Begin Exercise material

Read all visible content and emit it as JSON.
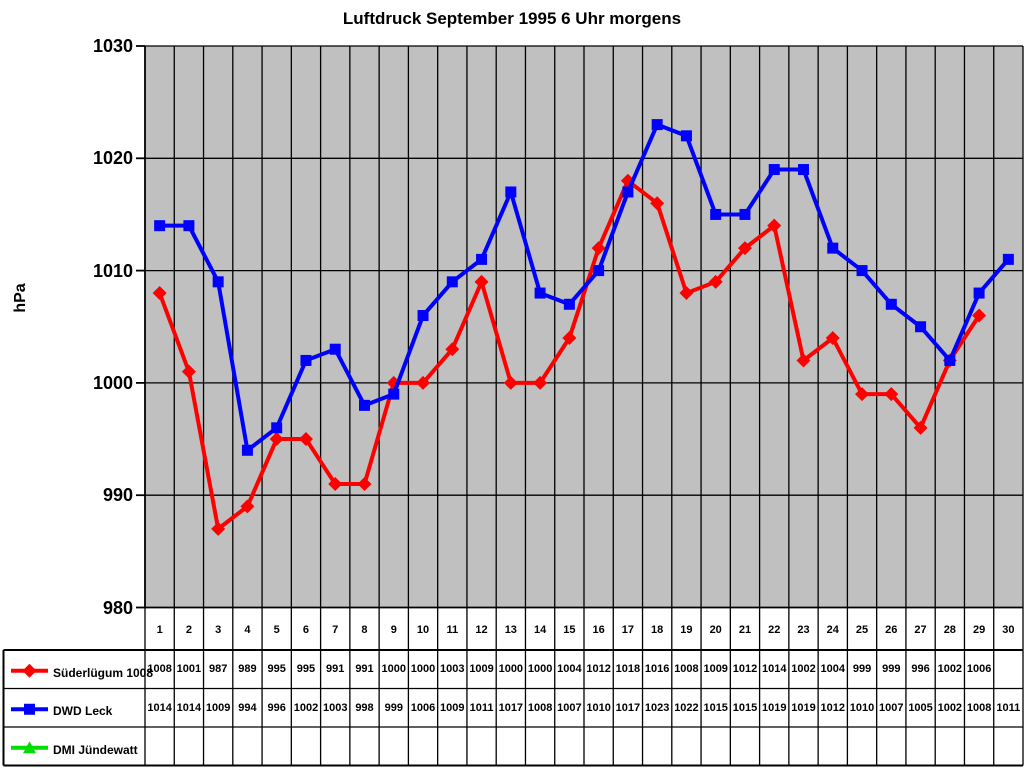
{
  "chart_data": {
    "type": "line",
    "title": "Luftdruck September 1995 6 Uhr morgens",
    "ylabel": "hPa",
    "ylim": [
      980,
      1030
    ],
    "ytick_interval": 10,
    "yticks": [
      1030,
      1020,
      1010,
      1000,
      990,
      980
    ],
    "grid": true,
    "plot_bg": "#C0C0C0",
    "grid_color": "#000000",
    "legend_position": "table-left-of-data-table",
    "categories": [
      "1",
      "2",
      "3",
      "4",
      "5",
      "6",
      "7",
      "8",
      "9",
      "10",
      "11",
      "12",
      "13",
      "14",
      "15",
      "16",
      "17",
      "18",
      "19",
      "20",
      "21",
      "22",
      "23",
      "24",
      "25",
      "26",
      "27",
      "28",
      "29",
      "30"
    ],
    "series": [
      {
        "name": "Süderlügum 1008",
        "color": "#FF0000",
        "marker": "diamond",
        "values": [
          1008,
          1001,
          987,
          989,
          995,
          995,
          991,
          991,
          1000,
          1000,
          1003,
          1009,
          1000,
          1000,
          1004,
          1012,
          1018,
          1016,
          1008,
          1009,
          1012,
          1014,
          1002,
          1004,
          999,
          999,
          996,
          1002,
          1006,
          null
        ]
      },
      {
        "name": "DWD Leck",
        "color": "#0000FF",
        "marker": "square",
        "values": [
          1014,
          1014,
          1009,
          994,
          996,
          1002,
          1003,
          998,
          999,
          1006,
          1009,
          1011,
          1017,
          1008,
          1007,
          1010,
          1017,
          1023,
          1022,
          1015,
          1015,
          1019,
          1019,
          1012,
          1010,
          1007,
          1005,
          1002,
          1008,
          1011
        ]
      },
      {
        "name": "DMI Jündewatt",
        "color": "#00DD00",
        "marker": "triangle",
        "values": [
          null,
          null,
          null,
          null,
          null,
          null,
          null,
          null,
          null,
          null,
          null,
          null,
          null,
          null,
          null,
          null,
          null,
          null,
          null,
          null,
          null,
          null,
          null,
          null,
          null,
          null,
          null,
          null,
          null,
          null
        ]
      }
    ]
  }
}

End Exercise material

▶ Given instruction:
Make an exact copy of the listing above. Do not include the pictures.

▶ Finished task:
Read all visible content and emit it as JSON.
{
  "chart_data": {
    "type": "line",
    "title": "Luftdruck September 1995 6 Uhr morgens",
    "ylabel": "hPa",
    "ylim": [
      980,
      1030
    ],
    "ytick_interval": 10,
    "yticks": [
      1030,
      1020,
      1010,
      1000,
      990,
      980
    ],
    "grid": true,
    "plot_bg": "#C0C0C0",
    "grid_color": "#000000",
    "legend_position": "table-left-of-data-table",
    "categories": [
      "1",
      "2",
      "3",
      "4",
      "5",
      "6",
      "7",
      "8",
      "9",
      "10",
      "11",
      "12",
      "13",
      "14",
      "15",
      "16",
      "17",
      "18",
      "19",
      "20",
      "21",
      "22",
      "23",
      "24",
      "25",
      "26",
      "27",
      "28",
      "29",
      "30"
    ],
    "series": [
      {
        "name": "Süderlügum 1008",
        "color": "#FF0000",
        "marker": "diamond",
        "values": [
          1008,
          1001,
          987,
          989,
          995,
          995,
          991,
          991,
          1000,
          1000,
          1003,
          1009,
          1000,
          1000,
          1004,
          1012,
          1018,
          1016,
          1008,
          1009,
          1012,
          1014,
          1002,
          1004,
          999,
          999,
          996,
          1002,
          1006,
          null
        ]
      },
      {
        "name": "DWD Leck",
        "color": "#0000FF",
        "marker": "square",
        "values": [
          1014,
          1014,
          1009,
          994,
          996,
          1002,
          1003,
          998,
          999,
          1006,
          1009,
          1011,
          1017,
          1008,
          1007,
          1010,
          1017,
          1023,
          1022,
          1015,
          1015,
          1019,
          1019,
          1012,
          1010,
          1007,
          1005,
          1002,
          1008,
          1011
        ]
      },
      {
        "name": "DMI Jündewatt",
        "color": "#00DD00",
        "marker": "triangle",
        "values": [
          null,
          null,
          null,
          null,
          null,
          null,
          null,
          null,
          null,
          null,
          null,
          null,
          null,
          null,
          null,
          null,
          null,
          null,
          null,
          null,
          null,
          null,
          null,
          null,
          null,
          null,
          null,
          null,
          null,
          null
        ]
      }
    ]
  }
}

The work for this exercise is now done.